>> Begin PROVIDED DATA
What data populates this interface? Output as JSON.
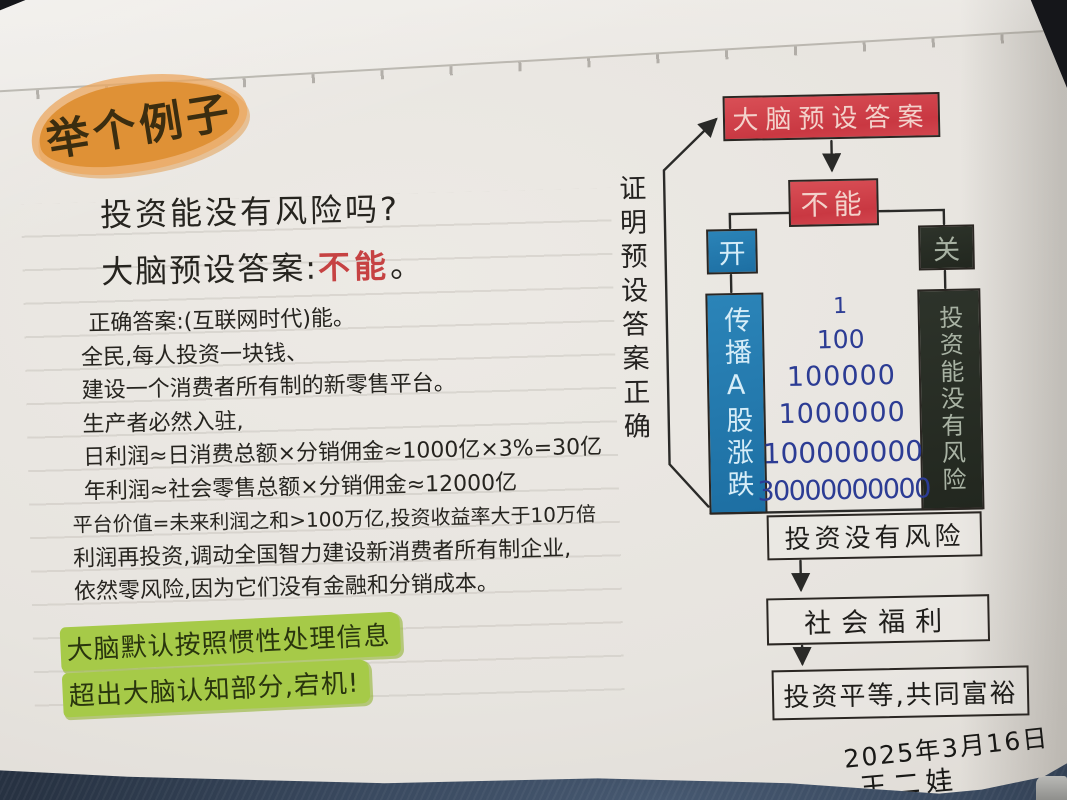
{
  "note": {
    "highlight_title": "举个例子",
    "question": "投资能没有风险吗?",
    "preset_label": "大脑预设答案:",
    "preset_answer": "不能",
    "preset_period": "。",
    "body_lines": [
      "正确答案:(互联网时代)能。",
      "全民,每人投资一块钱、",
      "建设一个消费者所有制的新零售平台。",
      "生产者必然入驻,",
      "日利润≈日消费总额×分销佣金≈1000亿×3%=30亿",
      "年利润≈社会零售总额×分销佣金≈12000亿",
      "平台价值=未来利润之和>100万亿,投资收益率大于10万倍",
      "利润再投资,调动全国智力建设新消费者所有制企业,",
      "依然零风险,因为它们没有金融和分销成本。"
    ],
    "highlight_lines": [
      "大脑默认按照惯性处理信息",
      "超出大脑认知部分,宕机!"
    ],
    "date": "2025年3月16日",
    "signature": "王二娃"
  },
  "flowchart": {
    "loop_label": "证明预设答案正确",
    "top_box": "大脑预设答案",
    "answer_box": "不能",
    "switch_open": "开",
    "switch_close": "关",
    "left_bar": "传播A股涨跌",
    "right_bar": "投资能没有风险",
    "numbers": [
      "1",
      "100",
      "100000",
      "1000000",
      "100000000",
      "30000000000"
    ],
    "result_boxes": [
      "投资没有风险",
      "社会福利",
      "投资平等,共同富裕"
    ]
  },
  "colors": {
    "highlight_orange": "#df9136",
    "highlight_green": "#a6ca48",
    "box_red": "#d2454e",
    "box_blue": "#2176a6",
    "box_dark": "#272d24",
    "ink_black": "#26241f",
    "ink_red": "#c64242",
    "ink_blue_numbers": "#2c3c94",
    "paper": "#e8e5e0",
    "denim": "#3c4d63"
  }
}
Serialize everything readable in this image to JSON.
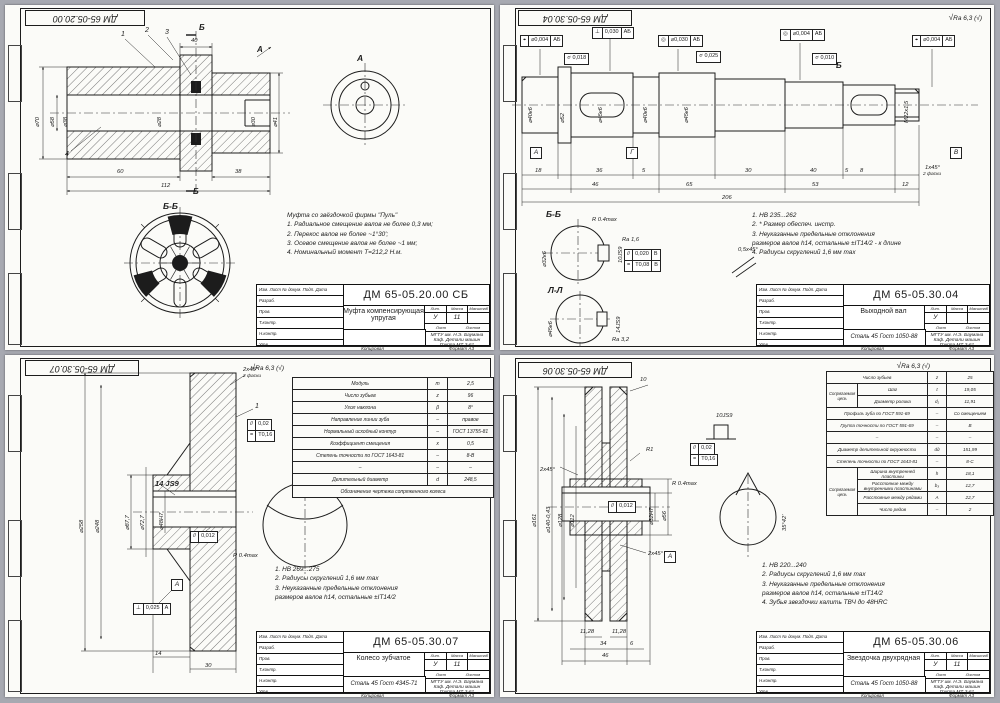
{
  "tbc": {
    "r0": "Изм. Лист  № докум.  Подп.  Дата",
    "r1": "Разраб.",
    "r2": "Пров.",
    "r3": "Т.контр.",
    "r4": "Н.контр.",
    "r5": "Утв.",
    "lit": "Лит.",
    "mass": "Масса",
    "scale": "Масштаб",
    "sheet": "Лист",
    "sheets": "Листов",
    "org1": "МГТУ им. Н.Э. Баумана",
    "org2": "Каф. Детали машин",
    "org3": "Группа МТ 3-61",
    "copied": "Копировал",
    "format": "Формат А3",
    "check": "√",
    "rough": "Ra 6,3 (√)"
  },
  "s1": {
    "corner": "ДМ 65-05.20.00",
    "labels": {
      "viewA": "А",
      "cutTop": "Б",
      "cutBottom": "Б",
      "section": "Б-Б",
      "arrowA": "А"
    },
    "callouts": [
      "1",
      "2",
      "3",
      "4"
    ],
    "dims": {
      "w40": "40",
      "d70": "⌀70",
      "d58": "⌀58",
      "d38": "⌀38",
      "d28": "⌀28",
      "d30": "⌀30",
      "d41": "⌀41",
      "l60": "60",
      "l112": "112",
      "l38": "38"
    },
    "notes": [
      "Муфта со звёздочкой фирмы \"Пуль\"",
      "1. Радиальное смещение валов не более 0,3 мм;",
      "2. Перекос валов не более ~1°30';",
      "3. Осевое смещение валов не более ~1 мм;",
      "4. Номинальный момент Т=212,2 Н.м."
    ],
    "tb": {
      "doc": "ДМ 65-05.20.00 СБ",
      "name": "Муфта компенсирующая упругая",
      "material": "",
      "lit": "У",
      "mass": "11",
      "scale": ""
    }
  },
  "s2": {
    "corner": "ДМ 65-05.30.04",
    "frames": {
      "f1s": "⌖",
      "f1v": "⌀0,004",
      "f1d": "АБ",
      "f2s": "⊥",
      "f2v": "0,030",
      "f2d": "АБ",
      "f3s": "◎",
      "f3v": "⌀0,030",
      "f3d": "АБ",
      "f4s": "◎",
      "f4v": "⌀0,004",
      "f4d": "АБ",
      "f5s": "⌖",
      "f5v": "⌀0,004",
      "f5d": "АБ",
      "f6": "⌭ 0,018",
      "f7": "⌭ 0,025",
      "f8": "⌭ 0,010",
      "k1s": "//",
      "k1v": "0,020",
      "k1d": "В",
      "k2s": "=",
      "k2v": "Т0,08",
      "k2d": "В"
    },
    "dims": {
      "d1": "⌀40к6",
      "d2": "⌀52",
      "d3": "⌀45к6",
      "d4": "⌀40к6",
      "d5": "⌀45к6",
      "thread": "М22х1,5",
      "b18": "18",
      "b36": "36",
      "b5a": "5",
      "b30": "30",
      "b40": "40",
      "b5b": "5",
      "b8": "8",
      "b46": "46",
      "b65": "65",
      "b53": "53",
      "b12": "12",
      "b206": "206",
      "cham": "1х45°",
      "cham2": "2 фаски",
      "chamd": "0,5х45°",
      "sb": "⌀32к6",
      "sbk": "10JS9",
      "sbr": "R 0.4max",
      "sbra": "Ra 1,6",
      "sl": "⌀45к6",
      "slk": "14JS9",
      "slra": "Ra 3,2"
    },
    "labels": {
      "secB": "Б-Б",
      "secL": "Л-Л",
      "dA": "А",
      "dG": "Г",
      "dB": "В",
      "cutB": "Б"
    },
    "notes": [
      "1. НВ 235...262",
      "2. * Размер обеспеч. инстр.",
      "3. Неуказанные предельные отклонения",
      "размеров валов h14, остальные ±IT14/2 - к длине",
      "4. Радиусы скруглений 1,6 мм max"
    ],
    "tb": {
      "doc": "ДМ 65-05.30.04",
      "name": "Выходной вал",
      "material": "Сталь 45 Гост 1050-88",
      "lit": "У",
      "mass": "",
      "scale": ""
    }
  },
  "s3": {
    "corner": "ДМ 65-05.30.07",
    "table": [
      [
        "Модуль",
        "m",
        "2,5"
      ],
      [
        "Число зубьев",
        "z",
        "96"
      ],
      [
        "Угол наклона",
        "β",
        "8°"
      ],
      [
        "Направление линии зуба",
        "–",
        "правое"
      ],
      [
        "Нормальный исходный контур",
        "–",
        "ГОСТ 13755-81"
      ],
      [
        "Коэффициент смещения",
        "x",
        "0,5"
      ],
      [
        "Степень точности по ГОСТ 1643-81",
        "–",
        "8-В"
      ],
      [
        "–",
        "–",
        "–"
      ],
      [
        "Делительный диаметр",
        "d",
        "248,5"
      ],
      [
        "Обозначение чертежа сопряженного колеса"
      ]
    ],
    "dims": {
      "d258": "⌀258",
      "d248": "⌀248",
      "d877": "⌀87,7",
      "d727": "⌀72,7",
      "d48": "⌀48Н7",
      "key": "14 JS9",
      "cham": "2х45°",
      "cham2": "2 фаски",
      "w30": "30",
      "w14": "14",
      "r04": "R 0.4max",
      "c1": "1"
    },
    "frames": {
      "p1s": "//",
      "p1v": "0,012",
      "p2s": "⊥",
      "p2v": "0,025",
      "p2d": "А",
      "q1s": "//",
      "q1v": "0,02",
      "q2s": "=",
      "q2v": "Т0,16",
      "dA": "А"
    },
    "notes": [
      "1. НВ 269...275",
      "2. Радиусы скруглений 1,6 мм max",
      "3. Неуказанные предельные отклонения",
      "размеров валов h14, остальные ±IT14/2"
    ],
    "tb": {
      "doc": "ДМ 65-05.30.07",
      "name": "Колесо зубчатое",
      "material": "Сталь 45 Гост 4345-71",
      "lit": "У",
      "mass": "11",
      "scale": ""
    }
  },
  "s4": {
    "corner": "ДМ 65-05.30.06",
    "table": {
      "g1": "Сопрягаемая цепь",
      "g2": "Сопрягаемая цепь",
      "r0": [
        "Число зубьев",
        "z",
        "25"
      ],
      "r1": [
        "Шаг",
        "t",
        "19,05"
      ],
      "r2": [
        "Диаметр ролика",
        "d₁",
        "11,91"
      ],
      "r3": [
        "Профиль зуба по ГОСТ 591-69",
        "–",
        "Со смещением"
      ],
      "r4": [
        "Группа точности по ГОСТ 591-69",
        "–",
        "В"
      ],
      "r5": [
        "–",
        "–",
        "–"
      ],
      "r6": [
        "Диаметр делительной окружности",
        "dд",
        "151,99"
      ],
      "r7": [
        "Степень точности по ГОСТ 1643-81",
        "–",
        "8-С"
      ],
      "r8": [
        "Ширина внутренней пластины",
        "h",
        "18,1"
      ],
      "r9": [
        "Расстояние между внутренними пластинами",
        "b₃",
        "12,7"
      ],
      "r10": [
        "Расстояние между рядами",
        "А",
        "22,7"
      ],
      "r11": [
        "Число рядов",
        "–",
        "2"
      ]
    },
    "dims": {
      "d161": "⌀161",
      "d140": "⌀140-0,43",
      "d128": "⌀128",
      "d112": "⌀112",
      "d32": "⌀32Н7",
      "d56": "⌀56",
      "cham": "2х45°",
      "key": "10JS9",
      "ang": "35°42'",
      "r1": "R1",
      "r04": "R 0.4max",
      "t10": "10",
      "b1": "11,28",
      "b2": "34",
      "b3": "6",
      "b4": "11,28",
      "b5": "46"
    },
    "frames": {
      "q1s": "//",
      "q1v": "0,02",
      "q2s": "=",
      "q2v": "Т0,16",
      "p1s": "//",
      "p1v": "0,012",
      "dA": "А"
    },
    "notes": [
      "1. НВ 220...240",
      "2. Радиусы скруглений 1,6 мм max",
      "3. Неуказанные предельные отклонения",
      "размеров валов h14, остальные ±IT14/2",
      "4. Зубья звездочки калить ТВЧ до 48HRC"
    ],
    "tb": {
      "doc": "ДМ 65-05.30.06",
      "name": "Звездочка двухрядная",
      "material": "Сталь 45 Гост 1050-88",
      "lit": "У",
      "mass": "11",
      "scale": ""
    }
  }
}
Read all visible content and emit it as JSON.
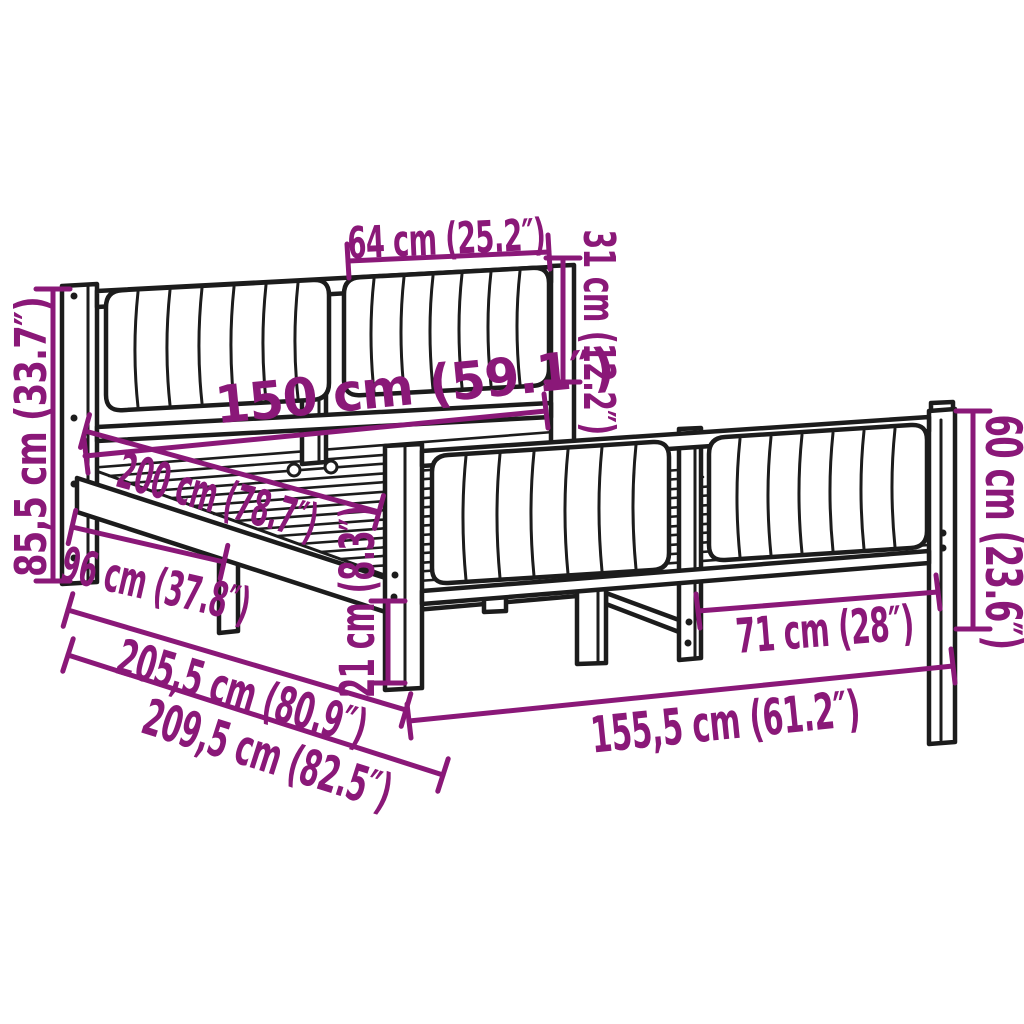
{
  "page": {
    "background_color": "#ffffff",
    "drawing_line_color": "#1c1c1c",
    "dimension_color": "#8a1878",
    "subject": "bed frame with upholstered headboard and footboard, perspective line drawing with dimension annotations"
  },
  "measurements": [
    {
      "id": "headboard-cushion-width",
      "label": "64 cm (25.2″)",
      "cm": "64",
      "inches": "25.2"
    },
    {
      "id": "headboard-cushion-height",
      "label": "31 cm (12.2″)",
      "cm": "31",
      "inches": "12.2"
    },
    {
      "id": "headboard-height",
      "label": "85,5 cm (33.7″)",
      "cm": "85,5",
      "inches": "33.7"
    },
    {
      "id": "mattress-width",
      "label": "150 cm (59.1″)",
      "cm": "150",
      "inches": "59.1"
    },
    {
      "id": "mattress-length",
      "label": "200 cm (78.7″)",
      "cm": "200",
      "inches": "78.7"
    },
    {
      "id": "side-support-distance",
      "label": "96 cm (37.8″)",
      "cm": "96",
      "inches": "37.8"
    },
    {
      "id": "under-bed-clearance",
      "label": "21 cm (8.3″)",
      "cm": "21",
      "inches": "8.3"
    },
    {
      "id": "frame-length",
      "label": "205,5 cm (80.9″)",
      "cm": "205,5",
      "inches": "80.9"
    },
    {
      "id": "total-length",
      "label": "209,5 cm (82.5″)",
      "cm": "209,5",
      "inches": "82.5"
    },
    {
      "id": "total-width",
      "label": "155,5 cm (61.2″)",
      "cm": "155,5",
      "inches": "61.2"
    },
    {
      "id": "footboard-section-width",
      "label": "71 cm (28″)",
      "cm": "71",
      "inches": "28"
    },
    {
      "id": "footboard-height",
      "label": "60 cm (23.6″)",
      "cm": "60",
      "inches": "23.6"
    }
  ]
}
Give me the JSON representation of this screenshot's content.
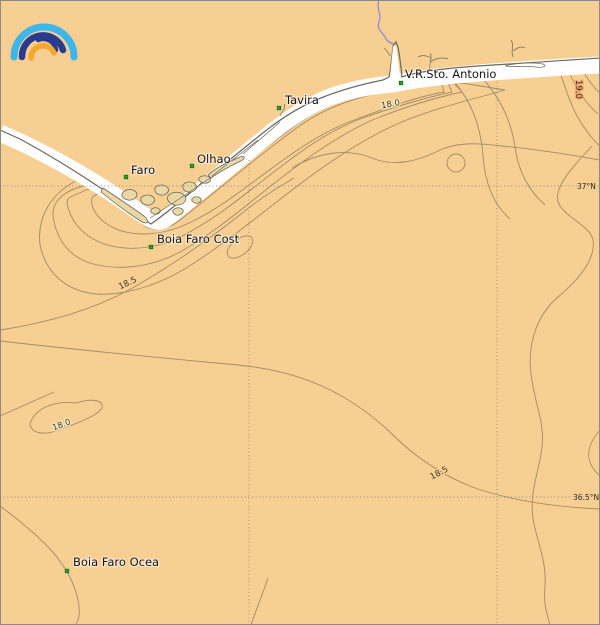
>> End PROVIDED DATA
§ INSTRUCTIONS FOR THE TASK: Filter the records down to the lines that contain the string "section", and copy those lines.

§ ANSWER IN FULL:
      "section": "Б-Б",
      "id": "footboard-section-width",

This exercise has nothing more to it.